→ **Exercise details**: Rewrite the material between the lines holding "x-axis-title: SSS IN" and "data-points bbox=[179, 50, 552, 319]", inclusive, with "trendline" replaced by "regression-line" and everything else unchanged.

→ **Data shown**:

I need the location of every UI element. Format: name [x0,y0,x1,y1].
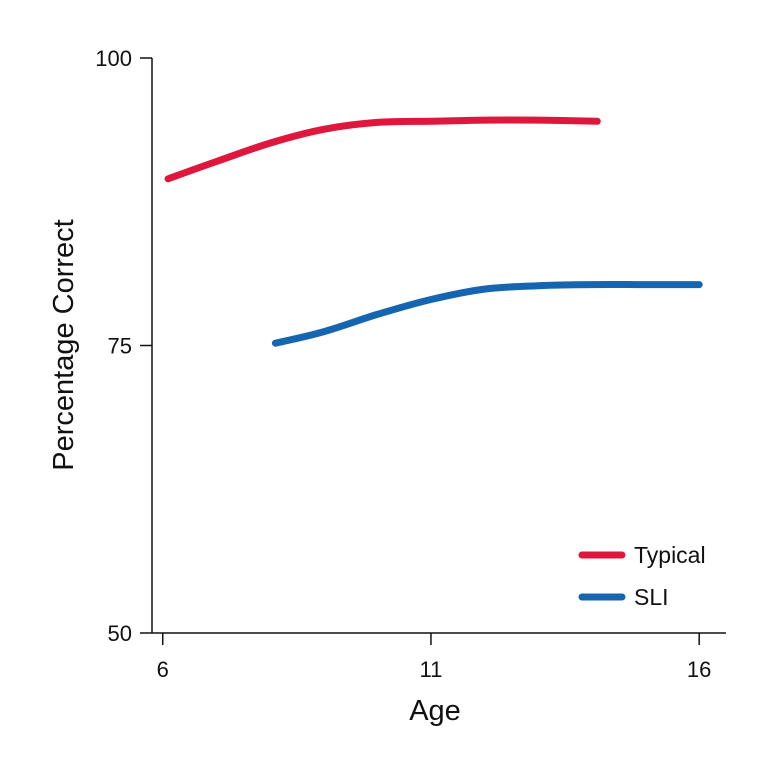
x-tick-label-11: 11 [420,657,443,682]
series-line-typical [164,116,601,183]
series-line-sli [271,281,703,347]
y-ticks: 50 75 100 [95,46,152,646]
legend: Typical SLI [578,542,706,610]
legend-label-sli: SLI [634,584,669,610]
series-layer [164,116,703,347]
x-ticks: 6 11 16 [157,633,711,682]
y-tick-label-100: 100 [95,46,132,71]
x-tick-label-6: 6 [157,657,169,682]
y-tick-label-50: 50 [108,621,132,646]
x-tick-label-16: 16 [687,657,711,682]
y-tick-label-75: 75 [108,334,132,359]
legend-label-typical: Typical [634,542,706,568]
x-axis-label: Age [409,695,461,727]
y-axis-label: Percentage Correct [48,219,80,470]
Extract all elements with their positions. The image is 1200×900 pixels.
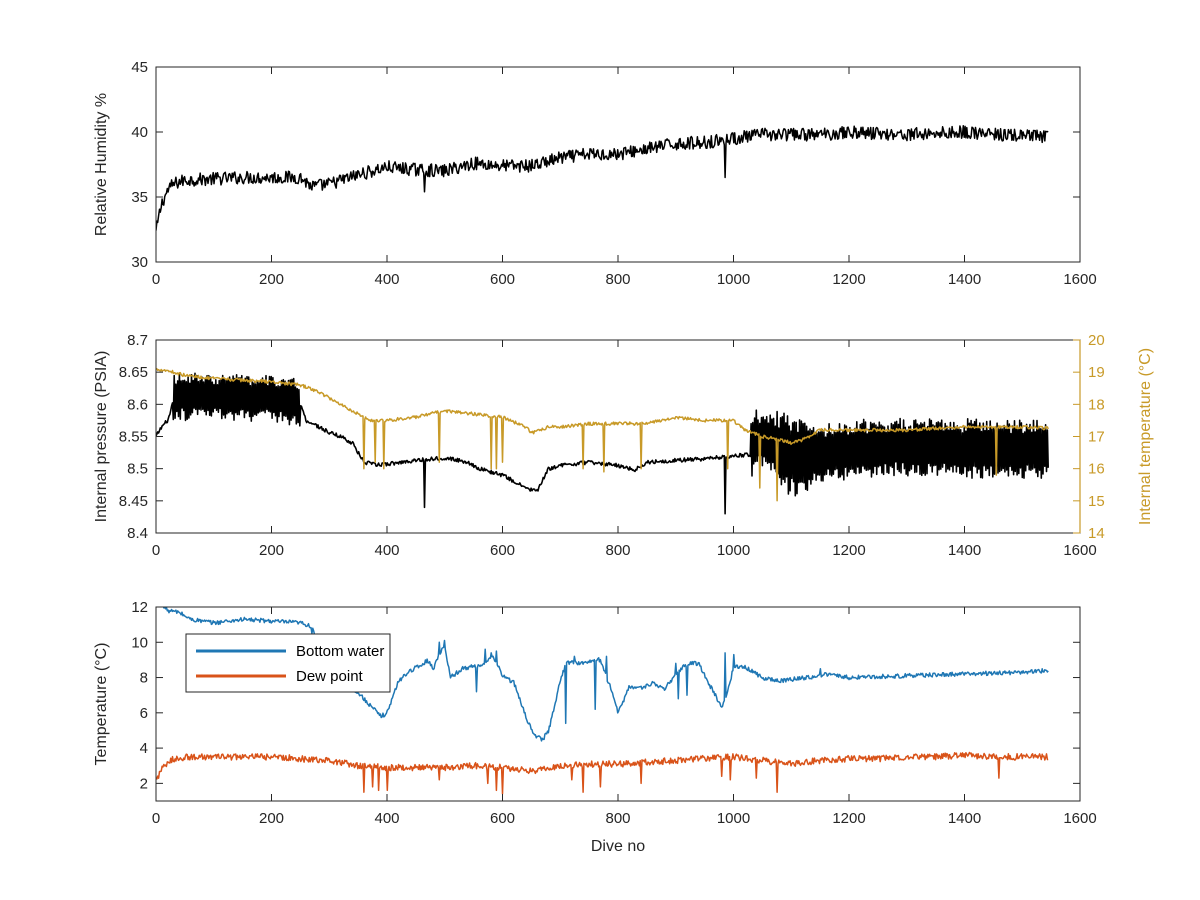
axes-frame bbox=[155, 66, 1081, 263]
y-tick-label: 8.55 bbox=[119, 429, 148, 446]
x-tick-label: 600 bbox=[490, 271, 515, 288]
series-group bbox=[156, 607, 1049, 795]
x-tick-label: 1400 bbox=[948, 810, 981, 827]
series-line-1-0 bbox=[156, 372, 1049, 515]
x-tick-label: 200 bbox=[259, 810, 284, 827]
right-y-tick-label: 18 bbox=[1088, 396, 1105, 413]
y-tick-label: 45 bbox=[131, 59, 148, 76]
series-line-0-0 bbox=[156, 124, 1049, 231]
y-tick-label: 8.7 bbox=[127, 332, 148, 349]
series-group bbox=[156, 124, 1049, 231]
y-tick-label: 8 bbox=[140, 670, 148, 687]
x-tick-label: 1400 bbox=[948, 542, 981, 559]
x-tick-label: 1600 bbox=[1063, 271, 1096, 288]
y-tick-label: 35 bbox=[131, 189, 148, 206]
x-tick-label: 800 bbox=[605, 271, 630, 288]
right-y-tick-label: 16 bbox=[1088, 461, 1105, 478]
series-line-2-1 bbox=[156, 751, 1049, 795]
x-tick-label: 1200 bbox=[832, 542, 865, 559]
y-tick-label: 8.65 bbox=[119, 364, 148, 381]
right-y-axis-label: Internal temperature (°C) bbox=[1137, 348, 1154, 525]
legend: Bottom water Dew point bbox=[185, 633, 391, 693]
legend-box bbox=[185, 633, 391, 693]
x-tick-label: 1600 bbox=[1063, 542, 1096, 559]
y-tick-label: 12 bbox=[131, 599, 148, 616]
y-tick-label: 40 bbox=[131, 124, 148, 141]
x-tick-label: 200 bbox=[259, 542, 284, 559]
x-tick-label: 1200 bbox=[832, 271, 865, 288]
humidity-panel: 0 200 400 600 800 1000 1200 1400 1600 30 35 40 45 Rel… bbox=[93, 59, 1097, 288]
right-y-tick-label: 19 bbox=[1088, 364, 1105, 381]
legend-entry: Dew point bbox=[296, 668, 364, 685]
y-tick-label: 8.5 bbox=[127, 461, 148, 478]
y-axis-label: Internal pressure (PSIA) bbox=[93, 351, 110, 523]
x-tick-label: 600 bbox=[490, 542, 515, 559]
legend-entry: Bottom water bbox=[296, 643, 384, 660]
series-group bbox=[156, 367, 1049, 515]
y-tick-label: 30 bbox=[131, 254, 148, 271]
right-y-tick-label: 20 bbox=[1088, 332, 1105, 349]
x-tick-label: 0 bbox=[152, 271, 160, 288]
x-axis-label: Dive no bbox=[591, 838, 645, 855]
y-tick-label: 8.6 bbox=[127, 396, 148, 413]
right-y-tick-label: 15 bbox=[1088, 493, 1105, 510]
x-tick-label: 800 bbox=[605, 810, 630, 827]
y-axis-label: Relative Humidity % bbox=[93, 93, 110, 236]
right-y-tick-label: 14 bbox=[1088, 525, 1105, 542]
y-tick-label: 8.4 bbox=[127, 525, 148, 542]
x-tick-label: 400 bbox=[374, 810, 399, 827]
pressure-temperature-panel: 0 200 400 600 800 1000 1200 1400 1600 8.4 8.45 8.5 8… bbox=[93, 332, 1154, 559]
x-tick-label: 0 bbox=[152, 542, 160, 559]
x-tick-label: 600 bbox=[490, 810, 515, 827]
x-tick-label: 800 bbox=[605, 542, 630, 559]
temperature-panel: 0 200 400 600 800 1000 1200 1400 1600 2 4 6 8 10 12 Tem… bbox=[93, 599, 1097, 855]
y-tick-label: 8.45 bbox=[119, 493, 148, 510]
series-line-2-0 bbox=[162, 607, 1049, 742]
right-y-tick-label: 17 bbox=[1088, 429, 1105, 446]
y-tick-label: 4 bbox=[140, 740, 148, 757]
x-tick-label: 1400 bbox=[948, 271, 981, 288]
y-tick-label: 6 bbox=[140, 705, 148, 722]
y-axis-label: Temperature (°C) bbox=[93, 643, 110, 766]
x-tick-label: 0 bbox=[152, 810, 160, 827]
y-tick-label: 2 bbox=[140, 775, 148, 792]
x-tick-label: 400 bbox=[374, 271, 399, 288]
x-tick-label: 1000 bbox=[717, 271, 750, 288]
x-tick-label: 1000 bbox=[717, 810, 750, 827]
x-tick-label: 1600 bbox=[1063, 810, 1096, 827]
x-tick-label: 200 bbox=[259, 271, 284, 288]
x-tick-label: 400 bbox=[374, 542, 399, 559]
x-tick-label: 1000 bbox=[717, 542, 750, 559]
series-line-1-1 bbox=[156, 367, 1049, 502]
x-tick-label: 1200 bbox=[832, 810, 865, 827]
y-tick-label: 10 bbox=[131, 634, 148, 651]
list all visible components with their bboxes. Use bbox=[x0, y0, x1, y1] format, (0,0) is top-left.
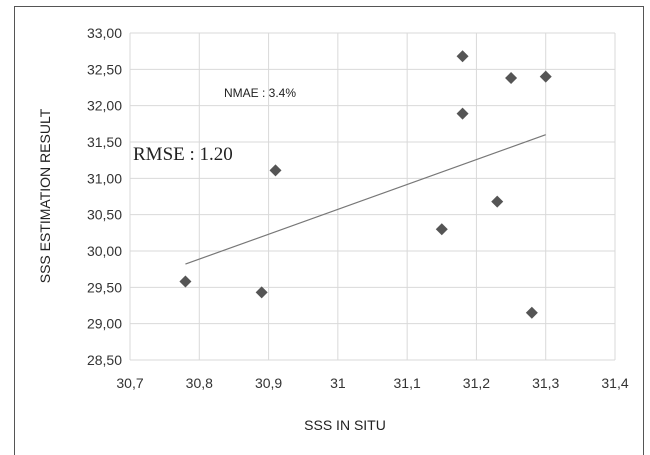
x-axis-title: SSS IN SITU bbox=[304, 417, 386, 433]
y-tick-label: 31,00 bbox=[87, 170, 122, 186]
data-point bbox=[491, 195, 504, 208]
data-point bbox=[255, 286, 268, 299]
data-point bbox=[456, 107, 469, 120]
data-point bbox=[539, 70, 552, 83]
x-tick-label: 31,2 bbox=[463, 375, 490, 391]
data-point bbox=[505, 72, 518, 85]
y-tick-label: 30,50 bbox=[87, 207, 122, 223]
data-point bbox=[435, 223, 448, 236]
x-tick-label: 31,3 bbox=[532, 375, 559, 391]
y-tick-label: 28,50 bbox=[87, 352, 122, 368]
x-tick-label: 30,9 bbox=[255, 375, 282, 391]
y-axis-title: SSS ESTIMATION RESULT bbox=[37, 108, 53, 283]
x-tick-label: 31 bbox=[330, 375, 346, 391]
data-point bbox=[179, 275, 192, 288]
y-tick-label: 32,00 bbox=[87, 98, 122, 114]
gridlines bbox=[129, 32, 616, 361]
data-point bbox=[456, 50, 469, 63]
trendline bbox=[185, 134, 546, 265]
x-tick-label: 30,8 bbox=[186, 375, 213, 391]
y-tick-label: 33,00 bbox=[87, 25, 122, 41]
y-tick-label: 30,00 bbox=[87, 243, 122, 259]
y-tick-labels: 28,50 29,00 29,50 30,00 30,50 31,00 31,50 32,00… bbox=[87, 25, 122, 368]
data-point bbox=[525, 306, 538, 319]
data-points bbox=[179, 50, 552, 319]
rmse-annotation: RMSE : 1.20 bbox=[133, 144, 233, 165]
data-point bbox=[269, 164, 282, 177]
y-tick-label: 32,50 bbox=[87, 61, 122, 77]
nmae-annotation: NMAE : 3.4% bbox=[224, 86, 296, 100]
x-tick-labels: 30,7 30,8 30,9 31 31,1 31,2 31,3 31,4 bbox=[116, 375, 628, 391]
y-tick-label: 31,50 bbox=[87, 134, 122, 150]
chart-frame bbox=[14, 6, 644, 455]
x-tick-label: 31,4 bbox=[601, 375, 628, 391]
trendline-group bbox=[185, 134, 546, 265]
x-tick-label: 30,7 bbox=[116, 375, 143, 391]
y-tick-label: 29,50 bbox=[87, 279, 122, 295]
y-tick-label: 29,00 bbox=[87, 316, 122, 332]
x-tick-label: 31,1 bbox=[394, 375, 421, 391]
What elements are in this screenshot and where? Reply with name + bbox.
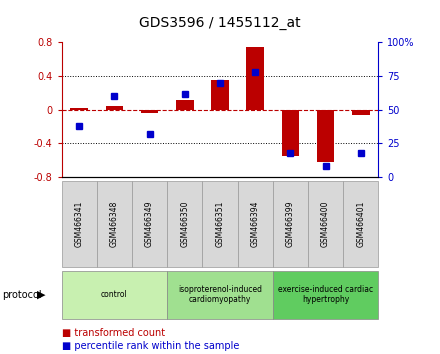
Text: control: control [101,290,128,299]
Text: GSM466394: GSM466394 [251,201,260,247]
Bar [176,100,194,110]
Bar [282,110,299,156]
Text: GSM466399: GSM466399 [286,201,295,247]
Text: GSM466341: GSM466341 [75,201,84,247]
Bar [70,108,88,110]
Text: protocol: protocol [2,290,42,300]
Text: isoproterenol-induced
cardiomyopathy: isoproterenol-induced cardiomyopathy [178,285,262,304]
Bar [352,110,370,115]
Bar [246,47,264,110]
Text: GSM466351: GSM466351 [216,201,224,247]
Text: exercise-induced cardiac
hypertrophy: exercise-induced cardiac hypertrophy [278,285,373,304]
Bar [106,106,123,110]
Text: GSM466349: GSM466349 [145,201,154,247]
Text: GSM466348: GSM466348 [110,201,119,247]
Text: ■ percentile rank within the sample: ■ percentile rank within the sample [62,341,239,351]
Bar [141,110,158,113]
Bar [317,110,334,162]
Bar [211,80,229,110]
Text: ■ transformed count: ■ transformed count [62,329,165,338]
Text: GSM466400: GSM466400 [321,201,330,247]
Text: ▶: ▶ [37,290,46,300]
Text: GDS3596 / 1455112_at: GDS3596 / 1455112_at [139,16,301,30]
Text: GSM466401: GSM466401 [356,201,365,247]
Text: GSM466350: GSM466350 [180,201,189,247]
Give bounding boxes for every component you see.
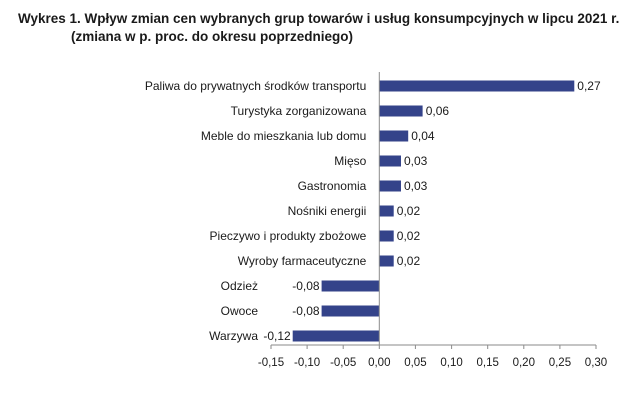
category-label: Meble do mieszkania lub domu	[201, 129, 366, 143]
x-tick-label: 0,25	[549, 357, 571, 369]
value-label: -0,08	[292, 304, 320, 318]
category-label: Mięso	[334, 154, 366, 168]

→ **Solution for this problem**:
x-axis-title: SSS IN SITU bbox=[304, 417, 386, 433]
y-tick-label: 31,00 bbox=[87, 170, 122, 186]
data-point bbox=[491, 195, 504, 208]
data-point bbox=[255, 286, 268, 299]
data-point bbox=[456, 107, 469, 120]
data-point bbox=[539, 70, 552, 83]
x-tick-label: 31,2 bbox=[463, 375, 490, 391]
data-point bbox=[505, 72, 518, 85]
y-tick-label: 30,50 bbox=[87, 207, 122, 223]
data-point bbox=[435, 223, 448, 236]
x-tick-label: 31,3 bbox=[532, 375, 559, 391]
y-tick-label: 28,50 bbox=[87, 352, 122, 368]
x-tick-label: 30,9 bbox=[255, 375, 282, 391]
y-axis-title: SSS ESTIMATION RESULT bbox=[37, 108, 53, 283]
x-tick-label: 31 bbox=[330, 375, 346, 391]
data-point bbox=[179, 275, 192, 288]
y-tick-label: 32,00 bbox=[87, 98, 122, 114]
gridlines bbox=[129, 32, 616, 361]
data-point bbox=[456, 50, 469, 63]
regression-line bbox=[185, 134, 546, 265]
x-tick-label: 30,8 bbox=[186, 375, 213, 391]
y-tick-label: 33,00 bbox=[87, 25, 122, 41]
y-tick-label: 30,00 bbox=[87, 243, 122, 259]
y-tick-labels: 28,50 29,00 29,50 30,00 30,50 31,00 31,50 32,00… bbox=[87, 25, 122, 368]
data-point bbox=[525, 306, 538, 319]
data-points bbox=[179, 50, 552, 319]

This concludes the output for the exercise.